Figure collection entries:
** begin **
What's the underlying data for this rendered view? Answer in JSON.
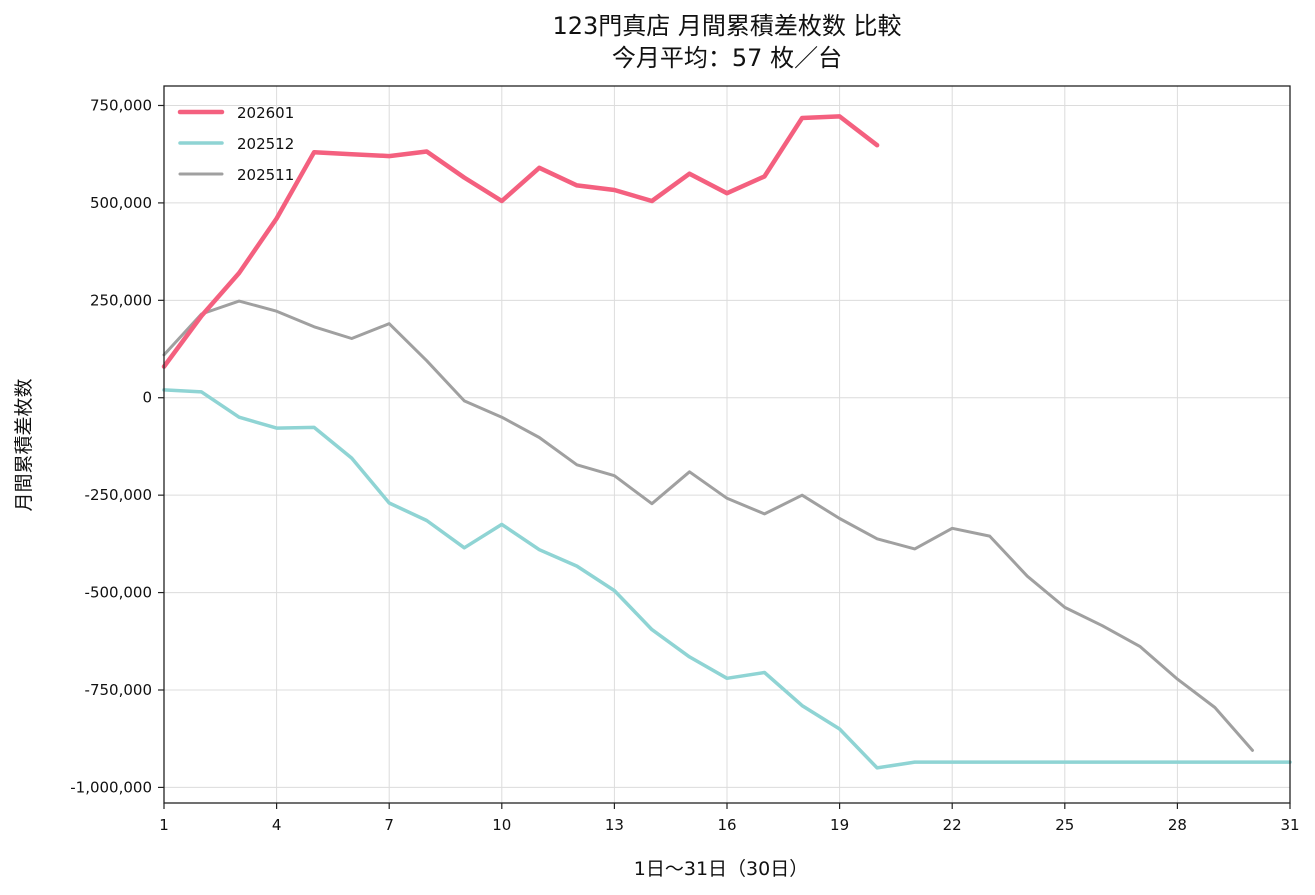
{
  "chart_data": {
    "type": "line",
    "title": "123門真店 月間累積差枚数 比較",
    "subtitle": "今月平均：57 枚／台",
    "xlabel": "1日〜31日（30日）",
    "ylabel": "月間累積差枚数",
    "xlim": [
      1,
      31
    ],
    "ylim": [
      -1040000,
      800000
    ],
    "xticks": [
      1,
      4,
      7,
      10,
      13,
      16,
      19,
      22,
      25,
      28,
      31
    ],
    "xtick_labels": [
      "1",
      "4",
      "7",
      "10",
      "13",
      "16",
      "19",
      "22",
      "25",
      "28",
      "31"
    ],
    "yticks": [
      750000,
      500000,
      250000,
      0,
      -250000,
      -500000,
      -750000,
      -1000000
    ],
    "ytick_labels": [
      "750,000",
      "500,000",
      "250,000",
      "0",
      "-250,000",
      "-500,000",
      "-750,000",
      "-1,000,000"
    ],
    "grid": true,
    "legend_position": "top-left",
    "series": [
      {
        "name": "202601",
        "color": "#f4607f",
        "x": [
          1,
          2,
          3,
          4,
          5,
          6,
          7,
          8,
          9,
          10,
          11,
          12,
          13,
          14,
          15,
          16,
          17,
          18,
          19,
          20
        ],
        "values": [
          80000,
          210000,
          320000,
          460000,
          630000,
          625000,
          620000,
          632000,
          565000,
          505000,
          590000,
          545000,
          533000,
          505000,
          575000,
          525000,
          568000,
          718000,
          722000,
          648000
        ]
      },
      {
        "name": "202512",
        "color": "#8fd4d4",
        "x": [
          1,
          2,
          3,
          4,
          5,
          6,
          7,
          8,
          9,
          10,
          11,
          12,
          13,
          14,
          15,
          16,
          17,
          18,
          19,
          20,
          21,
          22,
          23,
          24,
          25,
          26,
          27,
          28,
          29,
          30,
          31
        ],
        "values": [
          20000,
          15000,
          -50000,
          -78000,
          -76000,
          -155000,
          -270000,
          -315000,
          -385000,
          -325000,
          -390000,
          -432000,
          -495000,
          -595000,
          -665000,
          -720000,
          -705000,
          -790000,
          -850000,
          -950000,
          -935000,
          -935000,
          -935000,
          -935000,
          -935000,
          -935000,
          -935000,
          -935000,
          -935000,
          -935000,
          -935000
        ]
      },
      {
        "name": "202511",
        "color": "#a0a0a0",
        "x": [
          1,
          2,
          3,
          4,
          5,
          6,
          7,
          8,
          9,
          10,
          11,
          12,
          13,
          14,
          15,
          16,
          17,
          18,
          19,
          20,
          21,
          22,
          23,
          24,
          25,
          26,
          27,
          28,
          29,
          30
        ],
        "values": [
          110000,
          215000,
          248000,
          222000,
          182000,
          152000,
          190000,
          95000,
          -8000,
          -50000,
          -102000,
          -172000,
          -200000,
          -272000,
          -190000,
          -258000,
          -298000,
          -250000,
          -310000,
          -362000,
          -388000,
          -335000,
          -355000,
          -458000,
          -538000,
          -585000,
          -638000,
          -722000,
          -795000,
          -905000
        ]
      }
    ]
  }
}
** end **
Your goal: Make an exact copy of the records shown above, without the pictures.

Result of this task:
What's the underlying data for this rendered view? Answer in JSON.
{
  "chart_data": {
    "type": "line",
    "title": "123門真店 月間累積差枚数 比較",
    "subtitle": "今月平均：57 枚／台",
    "xlabel": "1日〜31日（30日）",
    "ylabel": "月間累積差枚数",
    "xlim": [
      1,
      31
    ],
    "ylim": [
      -1040000,
      800000
    ],
    "xticks": [
      1,
      4,
      7,
      10,
      13,
      16,
      19,
      22,
      25,
      28,
      31
    ],
    "xtick_labels": [
      "1",
      "4",
      "7",
      "10",
      "13",
      "16",
      "19",
      "22",
      "25",
      "28",
      "31"
    ],
    "yticks": [
      750000,
      500000,
      250000,
      0,
      -250000,
      -500000,
      -750000,
      -1000000
    ],
    "ytick_labels": [
      "750,000",
      "500,000",
      "250,000",
      "0",
      "-250,000",
      "-500,000",
      "-750,000",
      "-1,000,000"
    ],
    "grid": true,
    "legend_position": "top-left",
    "series": [
      {
        "name": "202601",
        "color": "#f4607f",
        "x": [
          1,
          2,
          3,
          4,
          5,
          6,
          7,
          8,
          9,
          10,
          11,
          12,
          13,
          14,
          15,
          16,
          17,
          18,
          19,
          20
        ],
        "values": [
          80000,
          210000,
          320000,
          460000,
          630000,
          625000,
          620000,
          632000,
          565000,
          505000,
          590000,
          545000,
          533000,
          505000,
          575000,
          525000,
          568000,
          718000,
          722000,
          648000
        ]
      },
      {
        "name": "202512",
        "color": "#8fd4d4",
        "x": [
          1,
          2,
          3,
          4,
          5,
          6,
          7,
          8,
          9,
          10,
          11,
          12,
          13,
          14,
          15,
          16,
          17,
          18,
          19,
          20,
          21,
          22,
          23,
          24,
          25,
          26,
          27,
          28,
          29,
          30,
          31
        ],
        "values": [
          20000,
          15000,
          -50000,
          -78000,
          -76000,
          -155000,
          -270000,
          -315000,
          -385000,
          -325000,
          -390000,
          -432000,
          -495000,
          -595000,
          -665000,
          -720000,
          -705000,
          -790000,
          -850000,
          -950000,
          -935000,
          -935000,
          -935000,
          -935000,
          -935000,
          -935000,
          -935000,
          -935000,
          -935000,
          -935000,
          -935000
        ]
      },
      {
        "name": "202511",
        "color": "#a0a0a0",
        "x": [
          1,
          2,
          3,
          4,
          5,
          6,
          7,
          8,
          9,
          10,
          11,
          12,
          13,
          14,
          15,
          16,
          17,
          18,
          19,
          20,
          21,
          22,
          23,
          24,
          25,
          26,
          27,
          28,
          29,
          30
        ],
        "values": [
          110000,
          215000,
          248000,
          222000,
          182000,
          152000,
          190000,
          95000,
          -8000,
          -50000,
          -102000,
          -172000,
          -200000,
          -272000,
          -190000,
          -258000,
          -298000,
          -250000,
          -310000,
          -362000,
          -388000,
          -335000,
          -355000,
          -458000,
          -538000,
          -585000,
          -638000,
          -722000,
          -795000,
          -905000
        ]
      }
    ]
  }
}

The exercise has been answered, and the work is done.